◆ **GIVEN TASK**: Write the records below out again exactly as given, with no images.
☆ ☆ ☆ ☆
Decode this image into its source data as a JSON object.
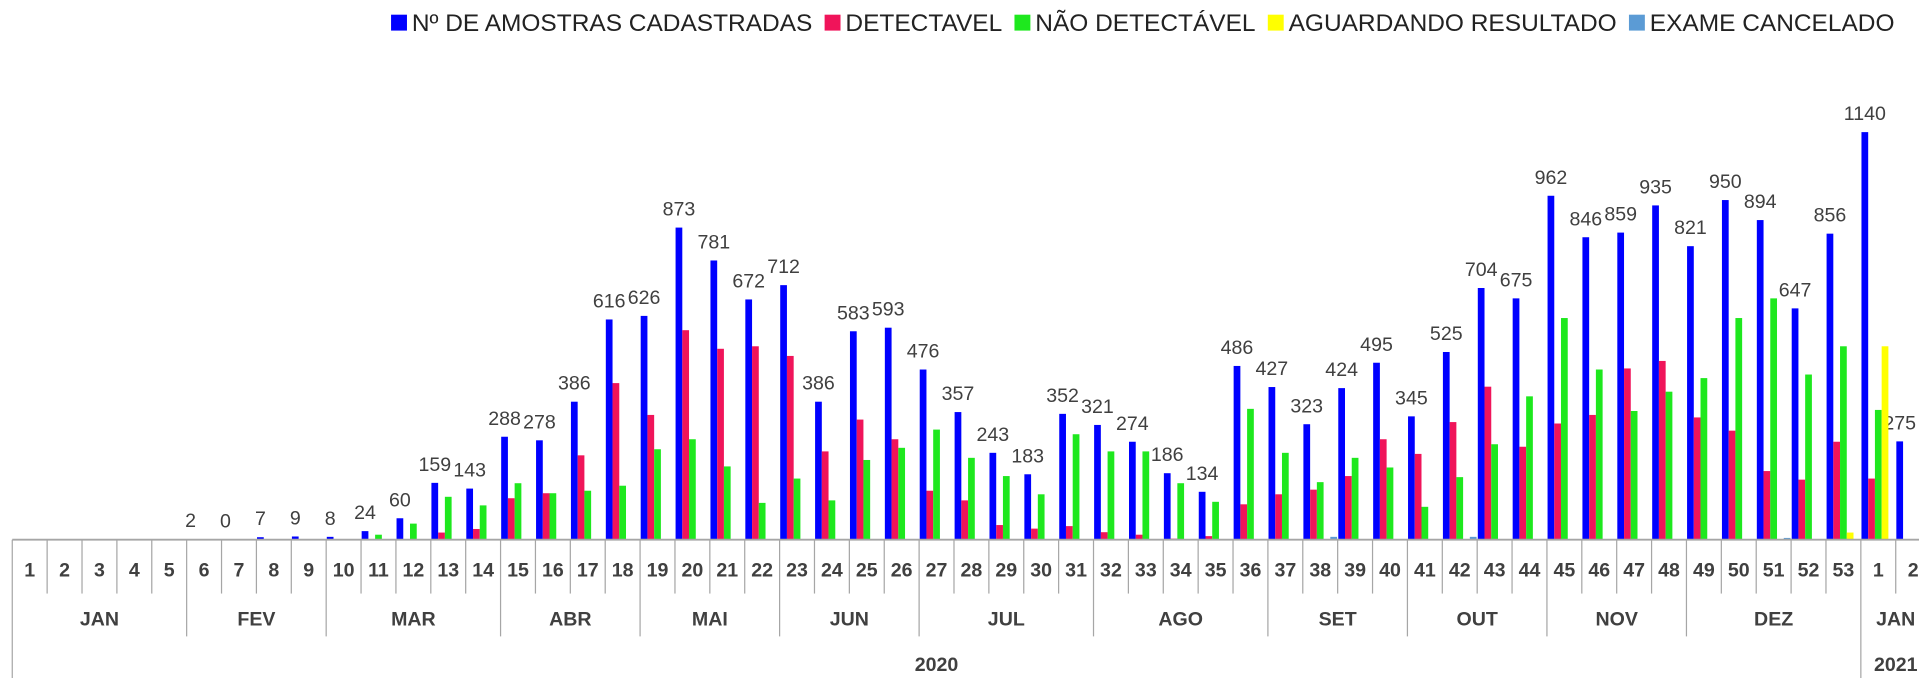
{
  "chart_data": {
    "type": "bar",
    "ylim": [
      0,
      1400
    ],
    "categories": [
      "1",
      "2",
      "3",
      "4",
      "5",
      "6",
      "7",
      "8",
      "9",
      "10",
      "11",
      "12",
      "13",
      "14",
      "15",
      "16",
      "17",
      "18",
      "19",
      "20",
      "21",
      "22",
      "23",
      "24",
      "25",
      "26",
      "27",
      "28",
      "29",
      "30",
      "31",
      "32",
      "33",
      "34",
      "35",
      "36",
      "37",
      "38",
      "39",
      "40",
      "41",
      "42",
      "43",
      "44",
      "45",
      "46",
      "47",
      "48",
      "49",
      "50",
      "51",
      "52",
      "53",
      "1",
      "2"
    ],
    "category_months": [
      "JAN",
      "JAN",
      "JAN",
      "JAN",
      "JAN",
      "FEV",
      "FEV",
      "FEV",
      "FEV",
      "MAR",
      "MAR",
      "MAR",
      "MAR",
      "MAR",
      "ABR",
      "ABR",
      "ABR",
      "ABR",
      "MAI",
      "MAI",
      "MAI",
      "MAI",
      "JUN",
      "JUN",
      "JUN",
      "JUN",
      "JUL",
      "JUL",
      "JUL",
      "JUL",
      "JUL",
      "AGO",
      "AGO",
      "AGO",
      "AGO",
      "AGO",
      "SET",
      "SET",
      "SET",
      "SET",
      "OUT",
      "OUT",
      "OUT",
      "OUT",
      "NOV",
      "NOV",
      "NOV",
      "NOV",
      "DEZ",
      "DEZ",
      "DEZ",
      "DEZ",
      "DEZ",
      "JAN",
      "JAN"
    ],
    "category_years": [
      "2020",
      "2020",
      "2020",
      "2020",
      "2020",
      "2020",
      "2020",
      "2020",
      "2020",
      "2020",
      "2020",
      "2020",
      "2020",
      "2020",
      "2020",
      "2020",
      "2020",
      "2020",
      "2020",
      "2020",
      "2020",
      "2020",
      "2020",
      "2020",
      "2020",
      "2020",
      "2020",
      "2020",
      "2020",
      "2020",
      "2020",
      "2020",
      "2020",
      "2020",
      "2020",
      "2020",
      "2020",
      "2020",
      "2020",
      "2020",
      "2020",
      "2020",
      "2020",
      "2020",
      "2020",
      "2020",
      "2020",
      "2020",
      "2020",
      "2020",
      "2020",
      "2020",
      "2020",
      "2021",
      "2021"
    ],
    "series": [
      {
        "name": "Nº DE AMOSTRAS CADASTRADAS",
        "color": "#0000ff",
        "data_labels": true,
        "values": [
          null,
          null,
          null,
          null,
          null,
          2,
          0,
          7,
          9,
          8,
          24,
          60,
          159,
          143,
          288,
          278,
          386,
          616,
          626,
          873,
          781,
          672,
          712,
          386,
          583,
          593,
          476,
          357,
          243,
          183,
          352,
          321,
          274,
          186,
          134,
          486,
          427,
          323,
          424,
          495,
          345,
          525,
          704,
          675,
          962,
          846,
          859,
          935,
          821,
          950,
          894,
          647,
          856,
          1140,
          275
        ]
      },
      {
        "name": "DETECTAVEL",
        "color": "#f0145a",
        "values": [
          null,
          null,
          null,
          null,
          null,
          0,
          0,
          0,
          0,
          0,
          0,
          0,
          20,
          30,
          116,
          130,
          236,
          438,
          349,
          586,
          534,
          541,
          514,
          247,
          336,
          281,
          137,
          110,
          41,
          31,
          38,
          21,
          14,
          3,
          10,
          99,
          127,
          140,
          178,
          281,
          240,
          329,
          428,
          260,
          325,
          349,
          479,
          500,
          342,
          305,
          192,
          168,
          274,
          171,
          0
        ]
      },
      {
        "name": "NÃO DETECTÁVEL",
        "color": "#1ee81e",
        "values": [
          null,
          null,
          null,
          null,
          null,
          0,
          0,
          1,
          1,
          2,
          14,
          45,
          120,
          96,
          158,
          130,
          137,
          151,
          253,
          281,
          205,
          103,
          171,
          110,
          223,
          257,
          308,
          229,
          178,
          127,
          295,
          247,
          247,
          158,
          106,
          366,
          243,
          161,
          229,
          202,
          92,
          175,
          267,
          401,
          620,
          476,
          360,
          414,
          452,
          620,
          675,
          462,
          541,
          363,
          0
        ]
      },
      {
        "name": "AGUARDANDO RESULTADO",
        "color": "#ffff00",
        "values": [
          null,
          null,
          null,
          null,
          null,
          0,
          0,
          0,
          0,
          0,
          0,
          0,
          0,
          0,
          0,
          0,
          0,
          0,
          0,
          0,
          0,
          0,
          0,
          0,
          0,
          0,
          0,
          0,
          0,
          0,
          0,
          0,
          0,
          0,
          0,
          0,
          0,
          0,
          0,
          0,
          0,
          0,
          0,
          0,
          0,
          0,
          0,
          0,
          0,
          0,
          0,
          0,
          20,
          541,
          0
        ]
      },
      {
        "name": "EXAME CANCELADO",
        "color": "#5b9bd5",
        "values": [
          null,
          null,
          null,
          null,
          null,
          0,
          0,
          0,
          0,
          0,
          0,
          0,
          0,
          0,
          0,
          0,
          0,
          0,
          0,
          0,
          0,
          0,
          0,
          0,
          0,
          0,
          0,
          0,
          0,
          0,
          0,
          0,
          0,
          0,
          0,
          0,
          0,
          8,
          0,
          0,
          0,
          8,
          0,
          0,
          0,
          0,
          0,
          0,
          0,
          0,
          5,
          0,
          0,
          0,
          0
        ]
      }
    ]
  }
}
☆ ☆ ☆ ☆
◆ **COMPLETED EXERCISE**:
Decode this image into its source data as a JSON object.
{
  "chart_data": {
    "type": "bar",
    "ylim": [
      0,
      1400
    ],
    "categories": [
      "1",
      "2",
      "3",
      "4",
      "5",
      "6",
      "7",
      "8",
      "9",
      "10",
      "11",
      "12",
      "13",
      "14",
      "15",
      "16",
      "17",
      "18",
      "19",
      "20",
      "21",
      "22",
      "23",
      "24",
      "25",
      "26",
      "27",
      "28",
      "29",
      "30",
      "31",
      "32",
      "33",
      "34",
      "35",
      "36",
      "37",
      "38",
      "39",
      "40",
      "41",
      "42",
      "43",
      "44",
      "45",
      "46",
      "47",
      "48",
      "49",
      "50",
      "51",
      "52",
      "53",
      "1",
      "2"
    ],
    "category_months": [
      "JAN",
      "JAN",
      "JAN",
      "JAN",
      "JAN",
      "FEV",
      "FEV",
      "FEV",
      "FEV",
      "MAR",
      "MAR",
      "MAR",
      "MAR",
      "MAR",
      "ABR",
      "ABR",
      "ABR",
      "ABR",
      "MAI",
      "MAI",
      "MAI",
      "MAI",
      "JUN",
      "JUN",
      "JUN",
      "JUN",
      "JUL",
      "JUL",
      "JUL",
      "JUL",
      "JUL",
      "AGO",
      "AGO",
      "AGO",
      "AGO",
      "AGO",
      "SET",
      "SET",
      "SET",
      "SET",
      "OUT",
      "OUT",
      "OUT",
      "OUT",
      "NOV",
      "NOV",
      "NOV",
      "NOV",
      "DEZ",
      "DEZ",
      "DEZ",
      "DEZ",
      "DEZ",
      "JAN",
      "JAN"
    ],
    "category_years": [
      "2020",
      "2020",
      "2020",
      "2020",
      "2020",
      "2020",
      "2020",
      "2020",
      "2020",
      "2020",
      "2020",
      "2020",
      "2020",
      "2020",
      "2020",
      "2020",
      "2020",
      "2020",
      "2020",
      "2020",
      "2020",
      "2020",
      "2020",
      "2020",
      "2020",
      "2020",
      "2020",
      "2020",
      "2020",
      "2020",
      "2020",
      "2020",
      "2020",
      "2020",
      "2020",
      "2020",
      "2020",
      "2020",
      "2020",
      "2020",
      "2020",
      "2020",
      "2020",
      "2020",
      "2020",
      "2020",
      "2020",
      "2020",
      "2020",
      "2020",
      "2020",
      "2020",
      "2020",
      "2021",
      "2021"
    ],
    "series": [
      {
        "name": "Nº DE AMOSTRAS CADASTRADAS",
        "color": "#0000ff",
        "data_labels": true,
        "values": [
          null,
          null,
          null,
          null,
          null,
          2,
          0,
          7,
          9,
          8,
          24,
          60,
          159,
          143,
          288,
          278,
          386,
          616,
          626,
          873,
          781,
          672,
          712,
          386,
          583,
          593,
          476,
          357,
          243,
          183,
          352,
          321,
          274,
          186,
          134,
          486,
          427,
          323,
          424,
          495,
          345,
          525,
          704,
          675,
          962,
          846,
          859,
          935,
          821,
          950,
          894,
          647,
          856,
          1140,
          275
        ]
      },
      {
        "name": "DETECTAVEL",
        "color": "#f0145a",
        "values": [
          null,
          null,
          null,
          null,
          null,
          0,
          0,
          0,
          0,
          0,
          0,
          0,
          20,
          30,
          116,
          130,
          236,
          438,
          349,
          586,
          534,
          541,
          514,
          247,
          336,
          281,
          137,
          110,
          41,
          31,
          38,
          21,
          14,
          3,
          10,
          99,
          127,
          140,
          178,
          281,
          240,
          329,
          428,
          260,
          325,
          349,
          479,
          500,
          342,
          305,
          192,
          168,
          274,
          171,
          0
        ]
      },
      {
        "name": "NÃO DETECTÁVEL",
        "color": "#1ee81e",
        "values": [
          null,
          null,
          null,
          null,
          null,
          0,
          0,
          1,
          1,
          2,
          14,
          45,
          120,
          96,
          158,
          130,
          137,
          151,
          253,
          281,
          205,
          103,
          171,
          110,
          223,
          257,
          308,
          229,
          178,
          127,
          295,
          247,
          247,
          158,
          106,
          366,
          243,
          161,
          229,
          202,
          92,
          175,
          267,
          401,
          620,
          476,
          360,
          414,
          452,
          620,
          675,
          462,
          541,
          363,
          0
        ]
      },
      {
        "name": "AGUARDANDO RESULTADO",
        "color": "#ffff00",
        "values": [
          null,
          null,
          null,
          null,
          null,
          0,
          0,
          0,
          0,
          0,
          0,
          0,
          0,
          0,
          0,
          0,
          0,
          0,
          0,
          0,
          0,
          0,
          0,
          0,
          0,
          0,
          0,
          0,
          0,
          0,
          0,
          0,
          0,
          0,
          0,
          0,
          0,
          0,
          0,
          0,
          0,
          0,
          0,
          0,
          0,
          0,
          0,
          0,
          0,
          0,
          0,
          0,
          20,
          541,
          0
        ]
      },
      {
        "name": "EXAME CANCELADO",
        "color": "#5b9bd5",
        "values": [
          null,
          null,
          null,
          null,
          null,
          0,
          0,
          0,
          0,
          0,
          0,
          0,
          0,
          0,
          0,
          0,
          0,
          0,
          0,
          0,
          0,
          0,
          0,
          0,
          0,
          0,
          0,
          0,
          0,
          0,
          0,
          0,
          0,
          0,
          0,
          0,
          0,
          8,
          0,
          0,
          0,
          8,
          0,
          0,
          0,
          0,
          0,
          0,
          0,
          0,
          5,
          0,
          0,
          0,
          0
        ]
      }
    ]
  }
}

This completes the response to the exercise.